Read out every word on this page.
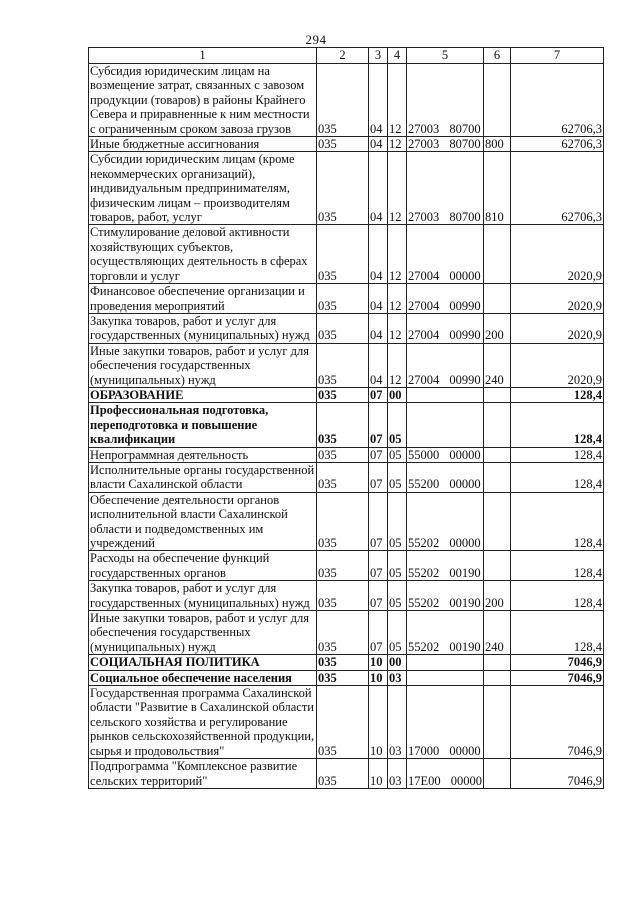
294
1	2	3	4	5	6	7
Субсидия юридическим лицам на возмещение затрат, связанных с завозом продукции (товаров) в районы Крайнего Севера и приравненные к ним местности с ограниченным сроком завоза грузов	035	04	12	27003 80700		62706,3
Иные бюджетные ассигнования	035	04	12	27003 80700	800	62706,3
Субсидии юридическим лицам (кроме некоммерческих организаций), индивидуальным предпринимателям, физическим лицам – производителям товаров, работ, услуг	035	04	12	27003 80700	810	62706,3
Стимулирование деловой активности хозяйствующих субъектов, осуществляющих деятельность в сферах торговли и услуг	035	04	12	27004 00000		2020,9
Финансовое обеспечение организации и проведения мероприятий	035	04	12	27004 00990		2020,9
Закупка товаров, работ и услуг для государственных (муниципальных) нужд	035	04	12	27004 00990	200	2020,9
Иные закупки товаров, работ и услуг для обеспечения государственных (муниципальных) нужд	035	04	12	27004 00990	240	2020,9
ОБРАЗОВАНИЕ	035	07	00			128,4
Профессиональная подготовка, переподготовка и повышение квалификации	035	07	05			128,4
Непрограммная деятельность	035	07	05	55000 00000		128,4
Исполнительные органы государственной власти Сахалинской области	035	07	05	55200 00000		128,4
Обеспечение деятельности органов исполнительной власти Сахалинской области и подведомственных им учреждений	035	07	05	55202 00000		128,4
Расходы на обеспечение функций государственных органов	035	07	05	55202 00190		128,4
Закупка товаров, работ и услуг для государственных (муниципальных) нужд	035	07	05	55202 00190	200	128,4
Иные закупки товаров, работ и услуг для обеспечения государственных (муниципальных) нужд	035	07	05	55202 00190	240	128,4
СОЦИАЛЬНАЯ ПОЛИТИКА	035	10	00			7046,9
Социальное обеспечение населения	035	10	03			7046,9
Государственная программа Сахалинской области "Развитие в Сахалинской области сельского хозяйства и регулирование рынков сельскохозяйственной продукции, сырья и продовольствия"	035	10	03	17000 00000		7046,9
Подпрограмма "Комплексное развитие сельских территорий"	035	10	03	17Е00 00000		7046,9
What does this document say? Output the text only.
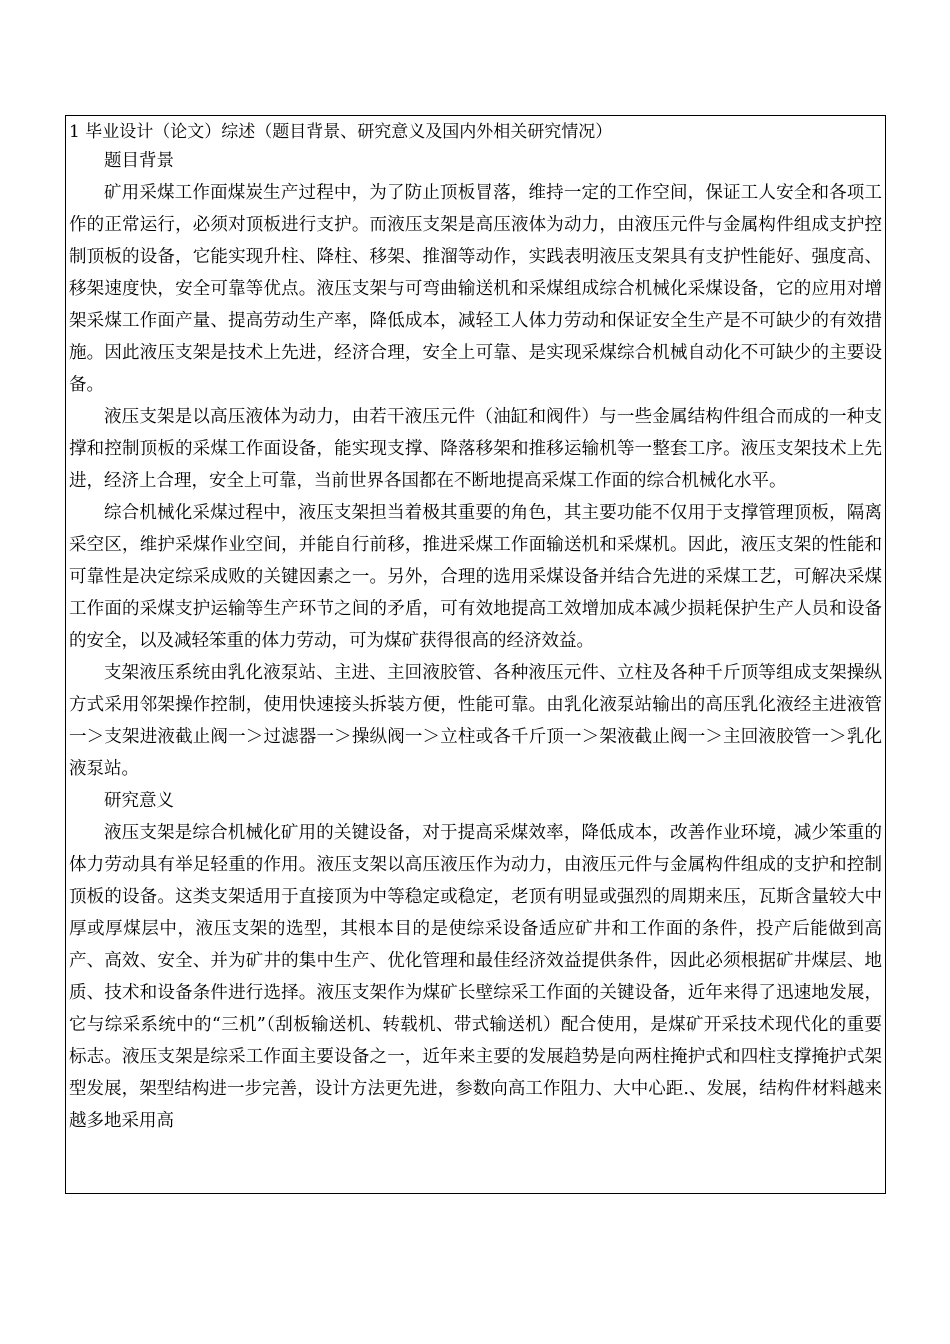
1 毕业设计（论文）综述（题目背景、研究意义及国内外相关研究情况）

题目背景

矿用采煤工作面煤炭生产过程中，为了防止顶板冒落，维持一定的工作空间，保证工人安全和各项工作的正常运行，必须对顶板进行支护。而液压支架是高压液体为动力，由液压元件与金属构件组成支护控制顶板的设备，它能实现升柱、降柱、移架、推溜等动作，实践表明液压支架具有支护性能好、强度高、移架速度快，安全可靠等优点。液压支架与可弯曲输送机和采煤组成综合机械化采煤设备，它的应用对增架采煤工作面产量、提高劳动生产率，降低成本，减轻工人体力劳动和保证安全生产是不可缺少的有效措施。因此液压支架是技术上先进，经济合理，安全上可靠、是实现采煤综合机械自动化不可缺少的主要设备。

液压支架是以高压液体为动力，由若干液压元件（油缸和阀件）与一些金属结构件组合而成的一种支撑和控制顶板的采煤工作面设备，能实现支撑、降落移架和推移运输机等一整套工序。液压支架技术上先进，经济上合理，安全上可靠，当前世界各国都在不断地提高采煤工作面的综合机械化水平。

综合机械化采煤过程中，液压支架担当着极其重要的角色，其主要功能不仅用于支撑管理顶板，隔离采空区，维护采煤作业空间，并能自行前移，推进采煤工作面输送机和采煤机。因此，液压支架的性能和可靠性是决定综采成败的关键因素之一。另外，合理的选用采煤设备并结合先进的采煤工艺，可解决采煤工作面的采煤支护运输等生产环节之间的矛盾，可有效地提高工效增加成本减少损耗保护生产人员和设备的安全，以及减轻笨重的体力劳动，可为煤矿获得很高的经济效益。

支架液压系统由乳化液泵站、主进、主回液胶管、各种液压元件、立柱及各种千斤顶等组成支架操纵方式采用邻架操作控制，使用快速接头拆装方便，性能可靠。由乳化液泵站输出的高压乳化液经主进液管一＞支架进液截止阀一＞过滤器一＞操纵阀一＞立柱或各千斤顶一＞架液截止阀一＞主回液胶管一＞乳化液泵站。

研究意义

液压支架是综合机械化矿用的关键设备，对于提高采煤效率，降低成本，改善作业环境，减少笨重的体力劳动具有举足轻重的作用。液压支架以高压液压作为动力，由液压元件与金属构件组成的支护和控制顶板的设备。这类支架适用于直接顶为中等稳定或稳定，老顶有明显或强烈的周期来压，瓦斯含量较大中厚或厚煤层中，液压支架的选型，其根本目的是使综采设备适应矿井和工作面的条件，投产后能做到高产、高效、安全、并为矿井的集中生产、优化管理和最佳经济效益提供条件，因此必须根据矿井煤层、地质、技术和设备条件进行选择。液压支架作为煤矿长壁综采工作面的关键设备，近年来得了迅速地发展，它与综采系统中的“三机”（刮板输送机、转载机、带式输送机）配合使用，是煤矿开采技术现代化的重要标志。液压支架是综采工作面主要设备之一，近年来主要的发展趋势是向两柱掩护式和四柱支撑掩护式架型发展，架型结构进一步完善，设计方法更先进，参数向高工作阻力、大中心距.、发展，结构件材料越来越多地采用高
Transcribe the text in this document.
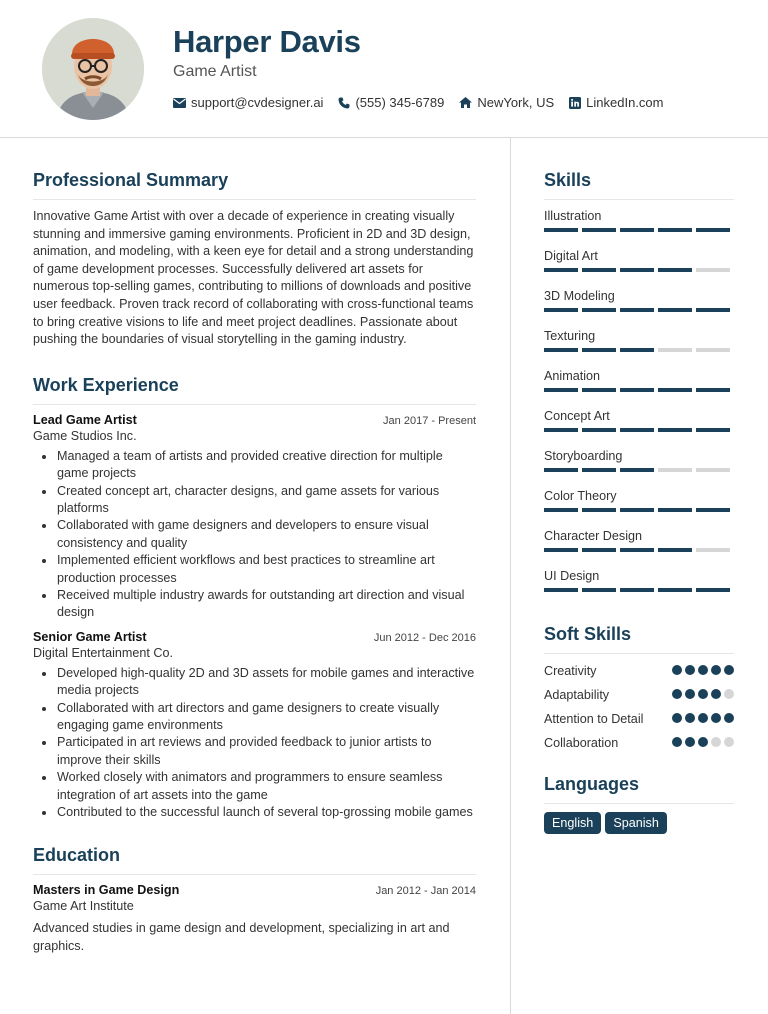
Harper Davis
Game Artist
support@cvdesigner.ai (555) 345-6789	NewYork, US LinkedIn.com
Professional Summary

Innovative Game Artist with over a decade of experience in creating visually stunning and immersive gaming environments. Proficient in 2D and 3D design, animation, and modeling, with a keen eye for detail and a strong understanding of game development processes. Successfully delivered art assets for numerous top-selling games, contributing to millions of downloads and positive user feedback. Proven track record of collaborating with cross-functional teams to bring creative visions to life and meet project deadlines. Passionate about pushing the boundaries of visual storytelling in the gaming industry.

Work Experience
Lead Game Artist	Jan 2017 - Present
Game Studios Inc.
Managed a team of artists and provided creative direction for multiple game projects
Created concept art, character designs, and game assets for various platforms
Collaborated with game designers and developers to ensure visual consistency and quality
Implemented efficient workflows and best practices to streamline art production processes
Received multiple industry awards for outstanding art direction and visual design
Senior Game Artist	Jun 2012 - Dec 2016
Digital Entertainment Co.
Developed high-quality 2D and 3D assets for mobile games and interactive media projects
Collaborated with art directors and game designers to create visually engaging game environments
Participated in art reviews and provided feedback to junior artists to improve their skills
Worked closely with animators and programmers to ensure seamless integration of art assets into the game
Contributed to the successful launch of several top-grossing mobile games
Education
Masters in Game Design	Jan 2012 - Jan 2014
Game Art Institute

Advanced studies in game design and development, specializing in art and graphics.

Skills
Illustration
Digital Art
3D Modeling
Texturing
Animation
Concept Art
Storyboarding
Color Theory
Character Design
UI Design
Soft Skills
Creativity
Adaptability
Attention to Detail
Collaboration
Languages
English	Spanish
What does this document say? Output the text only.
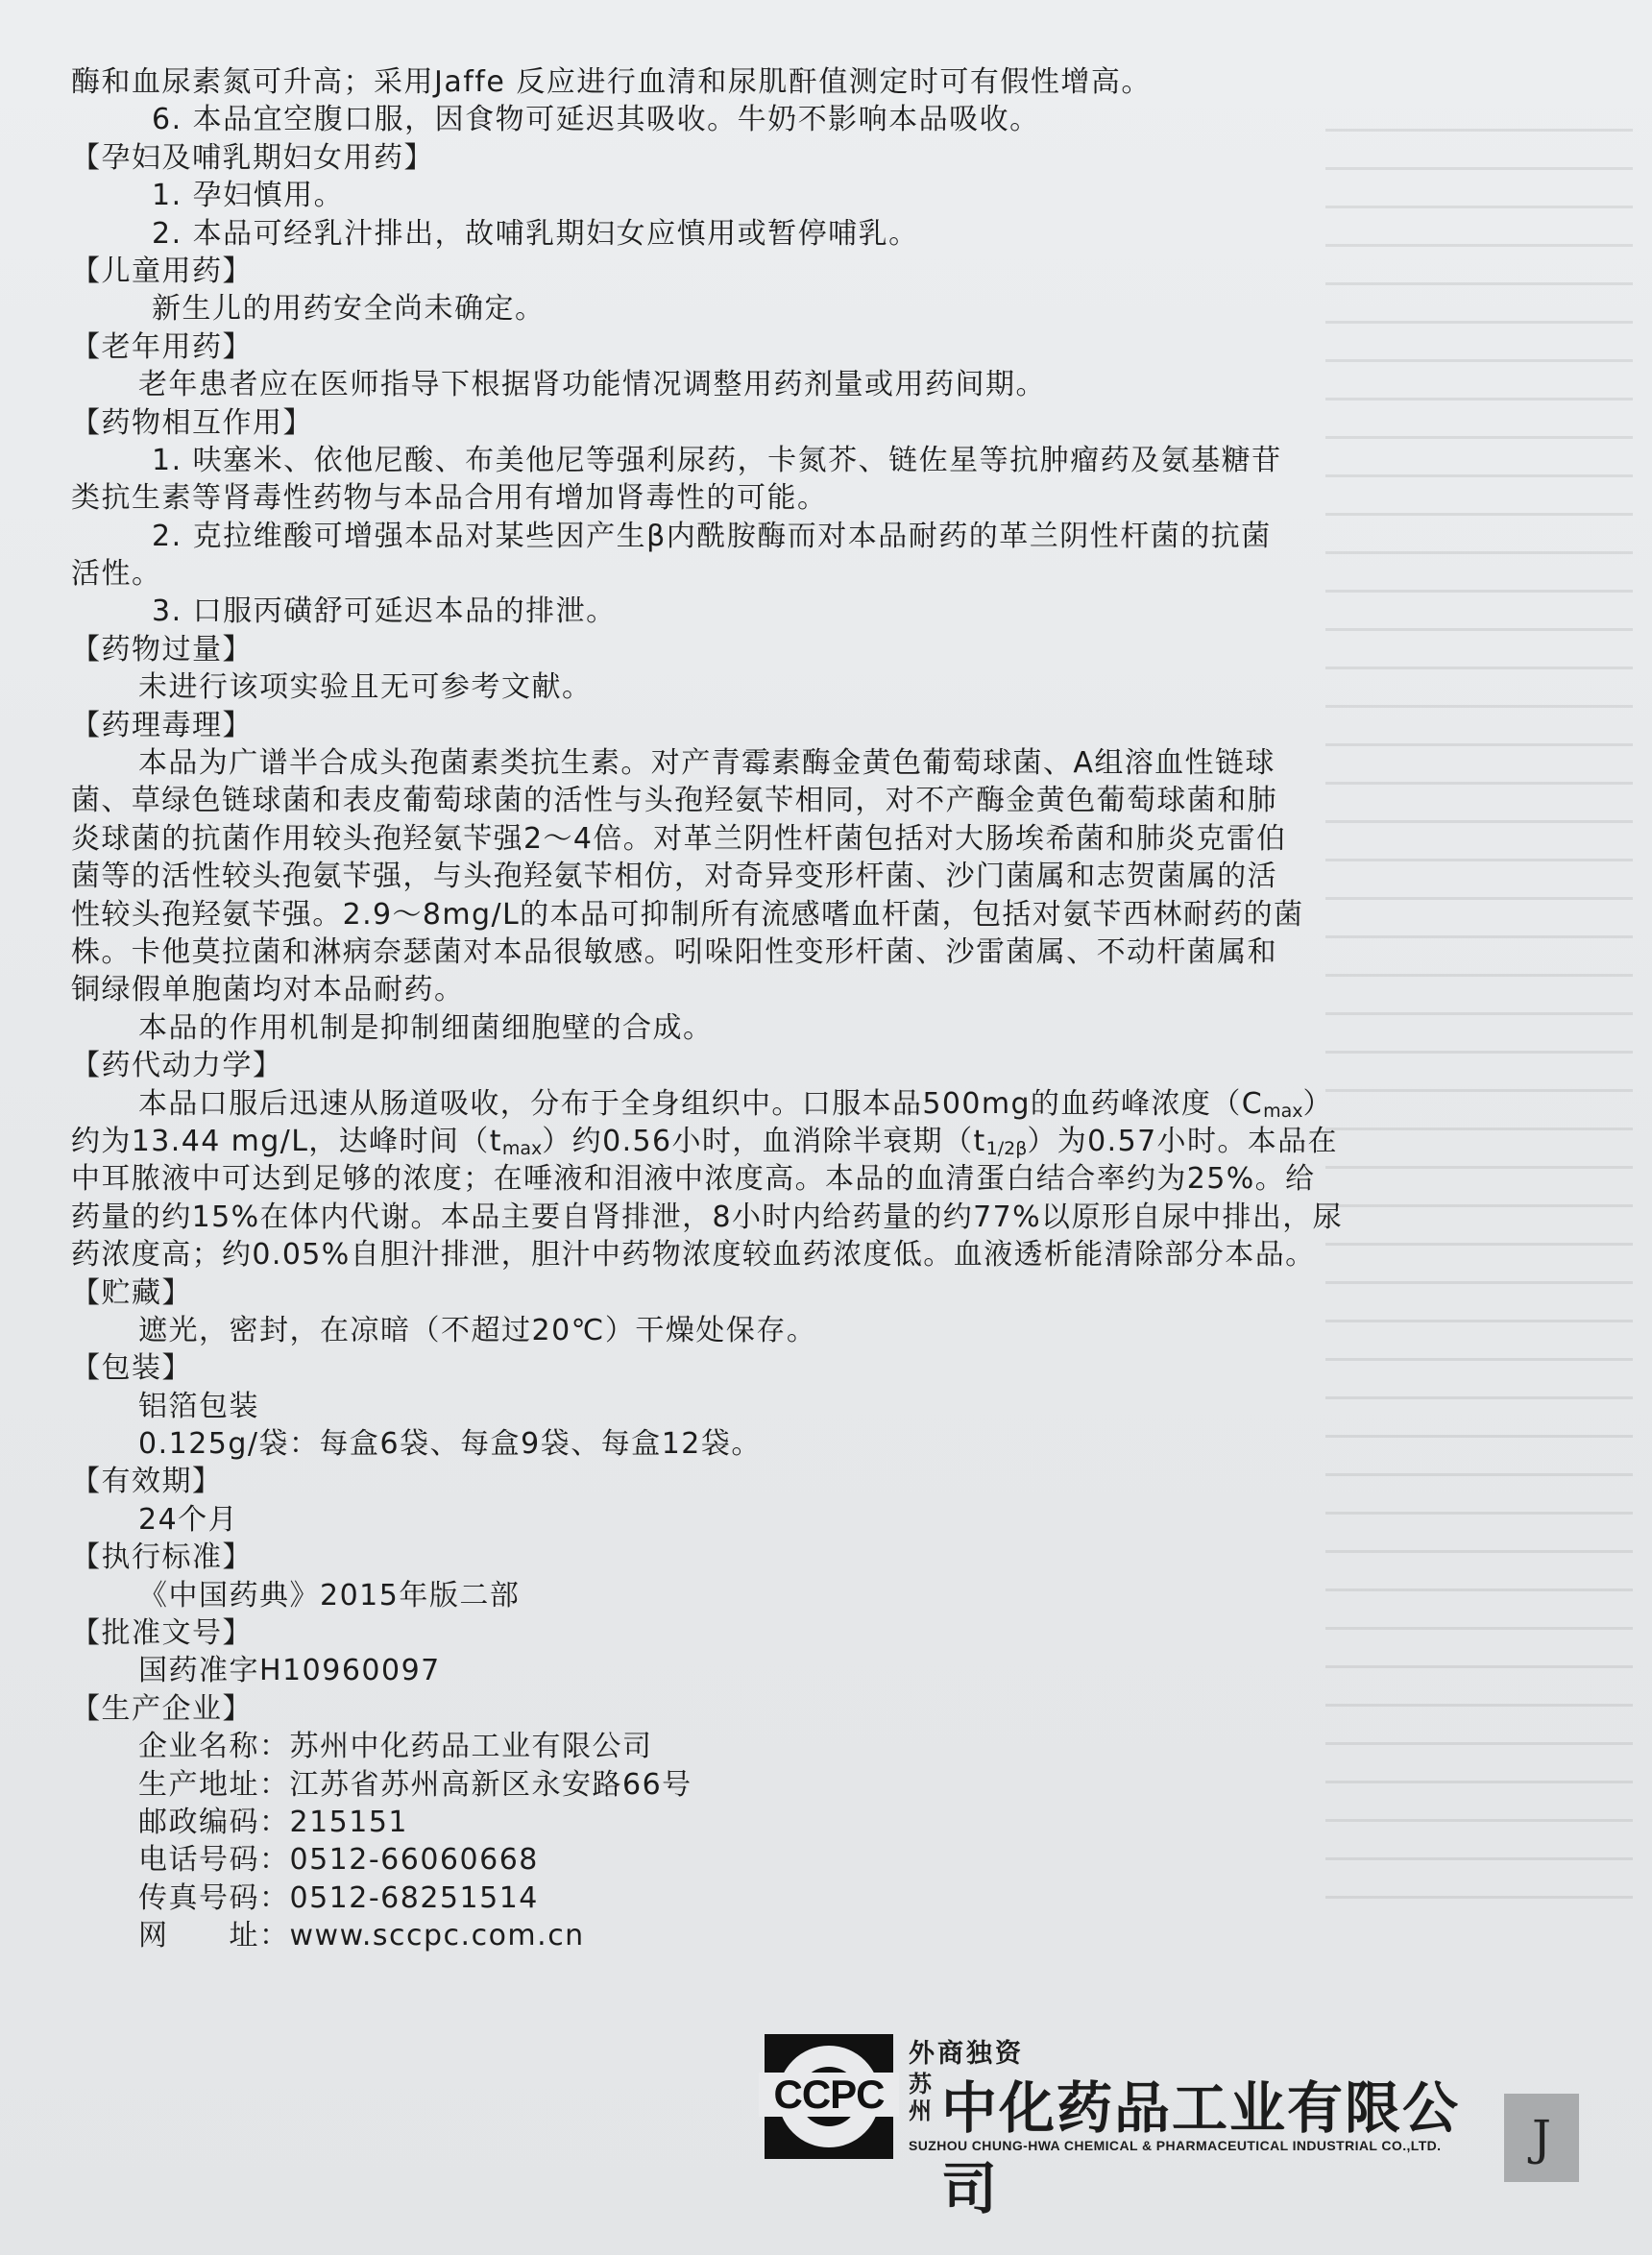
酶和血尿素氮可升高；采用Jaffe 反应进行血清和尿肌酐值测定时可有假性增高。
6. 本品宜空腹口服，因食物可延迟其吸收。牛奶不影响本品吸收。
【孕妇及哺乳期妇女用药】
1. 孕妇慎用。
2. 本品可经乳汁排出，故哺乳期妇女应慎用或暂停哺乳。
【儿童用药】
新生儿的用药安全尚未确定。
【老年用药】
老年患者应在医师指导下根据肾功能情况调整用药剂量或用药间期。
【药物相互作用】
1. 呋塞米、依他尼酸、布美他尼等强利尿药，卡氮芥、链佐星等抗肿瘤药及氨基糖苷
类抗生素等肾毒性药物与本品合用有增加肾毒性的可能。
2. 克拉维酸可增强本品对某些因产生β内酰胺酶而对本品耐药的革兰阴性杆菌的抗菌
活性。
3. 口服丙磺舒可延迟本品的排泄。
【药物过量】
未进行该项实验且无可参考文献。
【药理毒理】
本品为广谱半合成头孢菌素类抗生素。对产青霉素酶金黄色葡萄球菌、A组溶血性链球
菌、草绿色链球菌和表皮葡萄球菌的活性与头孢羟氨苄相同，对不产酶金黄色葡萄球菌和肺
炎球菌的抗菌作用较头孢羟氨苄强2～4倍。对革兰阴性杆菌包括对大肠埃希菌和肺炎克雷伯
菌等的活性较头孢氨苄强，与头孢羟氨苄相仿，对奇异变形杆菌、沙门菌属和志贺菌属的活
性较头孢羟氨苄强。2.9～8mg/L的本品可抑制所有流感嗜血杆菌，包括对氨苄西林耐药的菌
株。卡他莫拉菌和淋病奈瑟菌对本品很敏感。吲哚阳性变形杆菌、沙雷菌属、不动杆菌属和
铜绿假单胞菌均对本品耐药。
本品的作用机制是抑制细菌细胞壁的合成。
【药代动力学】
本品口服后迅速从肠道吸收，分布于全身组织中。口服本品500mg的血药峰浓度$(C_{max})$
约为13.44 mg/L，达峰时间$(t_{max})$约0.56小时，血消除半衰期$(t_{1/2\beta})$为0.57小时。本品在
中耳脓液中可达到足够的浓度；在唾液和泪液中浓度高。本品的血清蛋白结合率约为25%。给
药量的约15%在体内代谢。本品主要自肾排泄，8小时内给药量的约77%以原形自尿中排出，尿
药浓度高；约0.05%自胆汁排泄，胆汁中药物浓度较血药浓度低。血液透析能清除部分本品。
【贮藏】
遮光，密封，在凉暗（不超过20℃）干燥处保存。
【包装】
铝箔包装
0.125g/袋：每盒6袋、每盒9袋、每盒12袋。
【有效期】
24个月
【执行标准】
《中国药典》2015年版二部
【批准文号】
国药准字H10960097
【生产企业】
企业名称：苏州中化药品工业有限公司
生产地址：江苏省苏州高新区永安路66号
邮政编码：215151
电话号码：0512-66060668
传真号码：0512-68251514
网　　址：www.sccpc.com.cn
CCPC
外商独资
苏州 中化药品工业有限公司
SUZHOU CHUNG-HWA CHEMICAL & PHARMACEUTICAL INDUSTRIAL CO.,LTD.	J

━━━━━━━━

Copy out the lines that hold "Закупка".

* _Task output_:
Закупка товаров, работ и услуг для государственных (муниципальных) нужд	035	04	12	27004 00990	200	2020,9
Закупка товаров, работ и услуг для государственных (муниципальных) нужд	035	07	05	55202 00190	200	128,4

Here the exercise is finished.